- What to work on -
Write out the material exactly, leaving every picture behind.

□ □ □ □

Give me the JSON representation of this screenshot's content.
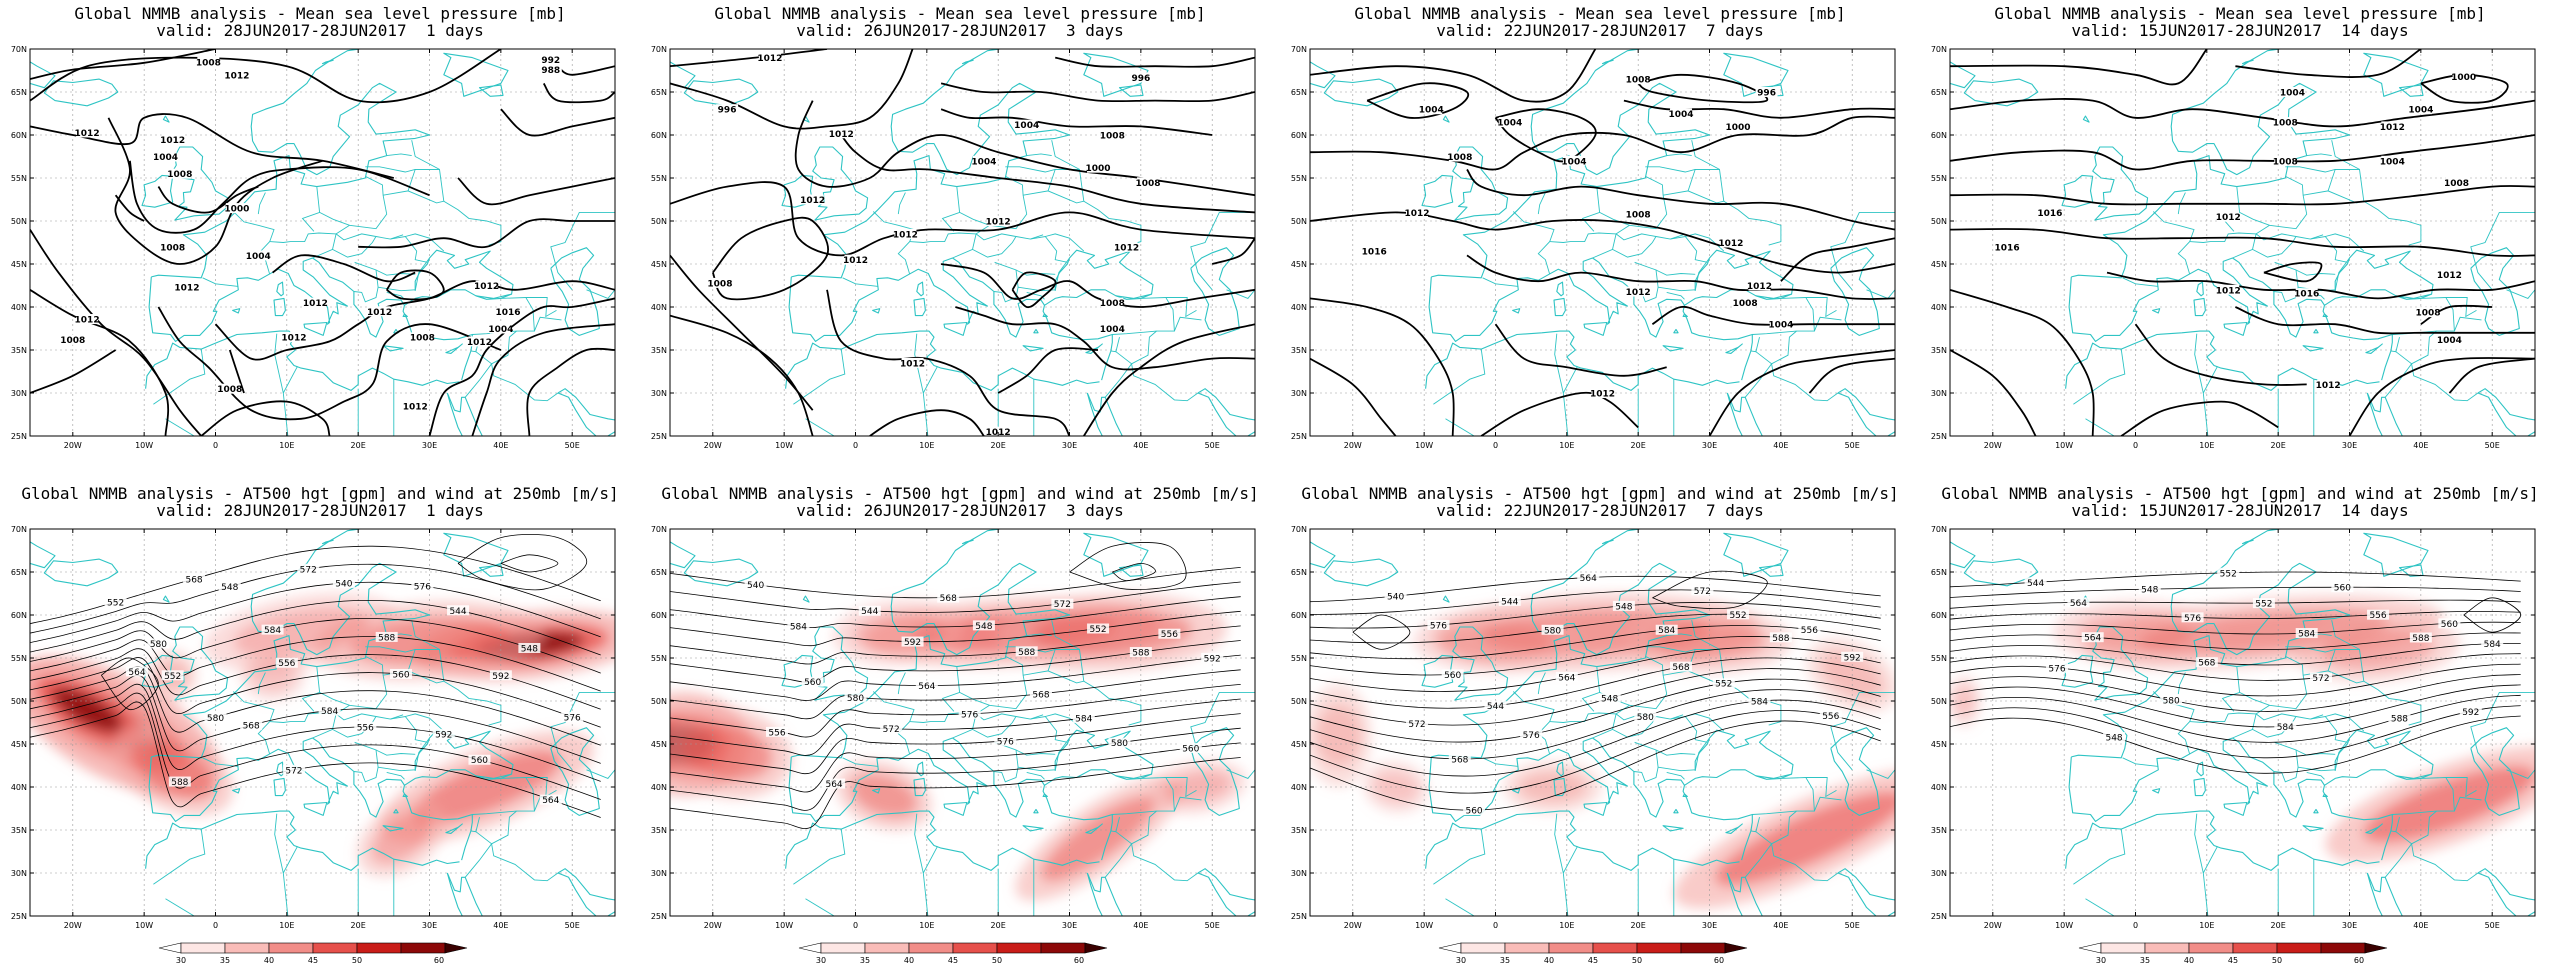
{
  "lat_labels": [
    "70N",
    "65N",
    "60N",
    "55N",
    "50N",
    "45N",
    "40N",
    "35N",
    "30N",
    "25N"
  ],
  "lon_labels": [
    "20W",
    "10W",
    "0",
    "10E",
    "20E",
    "30E",
    "40E",
    "50E"
  ],
  "colorbar_labels": [
    "30",
    "35",
    "40",
    "45",
    "50",
    "60"
  ],
  "colors": {
    "land": "#2ec4c4",
    "contour": "#000000",
    "jet": "#e0201e",
    "grid": "#9a9a9a"
  },
  "panels": [
    {
      "id": "mslp-1",
      "row": 0,
      "col": 0,
      "type": "mslp",
      "title_line1": "Global NMMB analysis - Mean sea level pressure [mb]",
      "title_line2": "valid: 28JUN2017-28JUN2017  1 days",
      "labels": [
        "1008",
        "1012",
        "992",
        "988",
        "1012",
        "1012",
        "1004",
        "1008",
        "1000",
        "1008",
        "1004",
        "1012",
        "1012",
        "1008",
        "1012",
        "1012",
        "1012",
        "1008",
        "1012",
        "1016",
        "1004",
        "1012",
        "1008",
        "1012"
      ]
    },
    {
      "id": "mslp-3",
      "row": 0,
      "col": 1,
      "type": "mslp",
      "title_line1": "Global NMMB analysis - Mean sea level pressure [mb]",
      "title_line2": "valid: 26JUN2017-28JUN2017  3 days",
      "labels": [
        "1012",
        "996",
        "996",
        "1012",
        "1004",
        "1008",
        "1004",
        "1000",
        "1008",
        "1012",
        "1012",
        "1008",
        "1012",
        "1012",
        "1012",
        "1008",
        "1004",
        "1012",
        "1012"
      ]
    },
    {
      "id": "mslp-7",
      "row": 0,
      "col": 2,
      "type": "mslp",
      "title_line1": "Global NMMB analysis - Mean sea level pressure [mb]",
      "title_line2": "valid: 22JUN2017-28JUN2017  7 days",
      "labels": [
        "1004",
        "1004",
        "1008",
        "1004",
        "1000",
        "996",
        "1008",
        "1004",
        "1012",
        "1008",
        "1012",
        "1016",
        "1012",
        "1012",
        "1008",
        "1004",
        "1012"
      ]
    },
    {
      "id": "mslp-14",
      "row": 0,
      "col": 3,
      "type": "mslp",
      "title_line1": "Global NMMB analysis - Mean sea level pressure [mb]",
      "title_line2": "valid: 15JUN2017-28JUN2017  14 days",
      "labels": [
        "1000",
        "1004",
        "1004",
        "1008",
        "1012",
        "1008",
        "1004",
        "1008",
        "1016",
        "1012",
        "1016",
        "1012",
        "1016",
        "1012",
        "1008",
        "1004",
        "1012"
      ]
    },
    {
      "id": "at500-1",
      "row": 1,
      "col": 0,
      "type": "at500",
      "title_line1": "Global NMMB analysis - AT500 hgt [gpm] and wind at 250mb [m/s]",
      "title_line2": "valid: 28JUN2017-28JUN2017  1 days",
      "labels": [
        "552",
        "548",
        "540",
        "544",
        "548",
        "552",
        "556",
        "560",
        "564",
        "568",
        "556",
        "560",
        "564",
        "568",
        "572",
        "576",
        "580",
        "584",
        "588",
        "592",
        "576",
        "580",
        "584",
        "592",
        "588",
        "572"
      ]
    },
    {
      "id": "at500-3",
      "row": 1,
      "col": 1,
      "type": "at500",
      "title_line1": "Global NMMB analysis - AT500 hgt [gpm] and wind at 250mb [m/s]",
      "title_line2": "valid: 26JUN2017-28JUN2017  3 days",
      "labels": [
        "540",
        "544",
        "548",
        "552",
        "556",
        "560",
        "564",
        "568",
        "556",
        "572",
        "576",
        "580",
        "560",
        "564",
        "568",
        "572",
        "584",
        "592",
        "588",
        "588",
        "592",
        "580",
        "576",
        "584"
      ]
    },
    {
      "id": "at500-7",
      "row": 1,
      "col": 2,
      "type": "at500",
      "title_line1": "Global NMMB analysis - AT500 hgt [gpm] and wind at 250mb [m/s]",
      "title_line2": "valid: 22JUN2017-28JUN2017  7 days",
      "labels": [
        "540",
        "544",
        "548",
        "552",
        "556",
        "560",
        "564",
        "568",
        "572",
        "576",
        "580",
        "584",
        "556",
        "560",
        "564",
        "572",
        "576",
        "580",
        "584",
        "588",
        "592",
        "544",
        "548",
        "552",
        "568"
      ]
    },
    {
      "id": "at500-14",
      "row": 1,
      "col": 3,
      "type": "at500",
      "title_line1": "Global NMMB analysis - AT500 hgt [gpm] and wind at 250mb [m/s]",
      "title_line2": "valid: 15JUN2017-28JUN2017  14 days",
      "labels": [
        "544",
        "548",
        "552",
        "556",
        "560",
        "564",
        "568",
        "572",
        "576",
        "580",
        "584",
        "588",
        "592",
        "548",
        "552",
        "560",
        "564",
        "576",
        "584",
        "588",
        "584"
      ]
    }
  ]
}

□ □ □ □

- Complete answer -
Give me the JSON representation of this screenshot's content.
{
  "lat_labels": [
    "70N",
    "65N",
    "60N",
    "55N",
    "50N",
    "45N",
    "40N",
    "35N",
    "30N",
    "25N"
  ],
  "lon_labels": [
    "20W",
    "10W",
    "0",
    "10E",
    "20E",
    "30E",
    "40E",
    "50E"
  ],
  "colorbar_labels": [
    "30",
    "35",
    "40",
    "45",
    "50",
    "60"
  ],
  "colors": {
    "land": "#2ec4c4",
    "contour": "#000000",
    "jet": "#e0201e",
    "grid": "#9a9a9a"
  },
  "panels": [
    {
      "id": "mslp-1",
      "row": 0,
      "col": 0,
      "type": "mslp",
      "title_line1": "Global NMMB analysis - Mean sea level pressure [mb]",
      "title_line2": "valid: 28JUN2017-28JUN2017  1 days",
      "labels": [
        "1008",
        "1012",
        "992",
        "988",
        "1012",
        "1012",
        "1004",
        "1008",
        "1000",
        "1008",
        "1004",
        "1012",
        "1012",
        "1008",
        "1012",
        "1012",
        "1012",
        "1008",
        "1012",
        "1016",
        "1004",
        "1012",
        "1008",
        "1012"
      ]
    },
    {
      "id": "mslp-3",
      "row": 0,
      "col": 1,
      "type": "mslp",
      "title_line1": "Global NMMB analysis - Mean sea level pressure [mb]",
      "title_line2": "valid: 26JUN2017-28JUN2017  3 days",
      "labels": [
        "1012",
        "996",
        "996",
        "1012",
        "1004",
        "1008",
        "1004",
        "1000",
        "1008",
        "1012",
        "1012",
        "1008",
        "1012",
        "1012",
        "1012",
        "1008",
        "1004",
        "1012",
        "1012"
      ]
    },
    {
      "id": "mslp-7",
      "row": 0,
      "col": 2,
      "type": "mslp",
      "title_line1": "Global NMMB analysis - Mean sea level pressure [mb]",
      "title_line2": "valid: 22JUN2017-28JUN2017  7 days",
      "labels": [
        "1004",
        "1004",
        "1008",
        "1004",
        "1000",
        "996",
        "1008",
        "1004",
        "1012",
        "1008",
        "1012",
        "1016",
        "1012",
        "1012",
        "1008",
        "1004",
        "1012"
      ]
    },
    {
      "id": "mslp-14",
      "row": 0,
      "col": 3,
      "type": "mslp",
      "title_line1": "Global NMMB analysis - Mean sea level pressure [mb]",
      "title_line2": "valid: 15JUN2017-28JUN2017  14 days",
      "labels": [
        "1000",
        "1004",
        "1004",
        "1008",
        "1012",
        "1008",
        "1004",
        "1008",
        "1016",
        "1012",
        "1016",
        "1012",
        "1016",
        "1012",
        "1008",
        "1004",
        "1012"
      ]
    },
    {
      "id": "at500-1",
      "row": 1,
      "col": 0,
      "type": "at500",
      "title_line1": "Global NMMB analysis - AT500 hgt [gpm] and wind at 250mb [m/s]",
      "title_line2": "valid: 28JUN2017-28JUN2017  1 days",
      "labels": [
        "552",
        "548",
        "540",
        "544",
        "548",
        "552",
        "556",
        "560",
        "564",
        "568",
        "556",
        "560",
        "564",
        "568",
        "572",
        "576",
        "580",
        "584",
        "588",
        "592",
        "576",
        "580",
        "584",
        "592",
        "588",
        "572"
      ]
    },
    {
      "id": "at500-3",
      "row": 1,
      "col": 1,
      "type": "at500",
      "title_line1": "Global NMMB analysis - AT500 hgt [gpm] and wind at 250mb [m/s]",
      "title_line2": "valid: 26JUN2017-28JUN2017  3 days",
      "labels": [
        "540",
        "544",
        "548",
        "552",
        "556",
        "560",
        "564",
        "568",
        "556",
        "572",
        "576",
        "580",
        "560",
        "564",
        "568",
        "572",
        "584",
        "592",
        "588",
        "588",
        "592",
        "580",
        "576",
        "584"
      ]
    },
    {
      "id": "at500-7",
      "row": 1,
      "col": 2,
      "type": "at500",
      "title_line1": "Global NMMB analysis - AT500 hgt [gpm] and wind at 250mb [m/s]",
      "title_line2": "valid: 22JUN2017-28JUN2017  7 days",
      "labels": [
        "540",
        "544",
        "548",
        "552",
        "556",
        "560",
        "564",
        "568",
        "572",
        "576",
        "580",
        "584",
        "556",
        "560",
        "564",
        "572",
        "576",
        "580",
        "584",
        "588",
        "592",
        "544",
        "548",
        "552",
        "568"
      ]
    },
    {
      "id": "at500-14",
      "row": 1,
      "col": 3,
      "type": "at500",
      "title_line1": "Global NMMB analysis - AT500 hgt [gpm] and wind at 250mb [m/s]",
      "title_line2": "valid: 15JUN2017-28JUN2017  14 days",
      "labels": [
        "544",
        "548",
        "552",
        "556",
        "560",
        "564",
        "568",
        "572",
        "576",
        "580",
        "584",
        "588",
        "592",
        "548",
        "552",
        "560",
        "564",
        "576",
        "584",
        "588",
        "584"
      ]
    }
  ]
}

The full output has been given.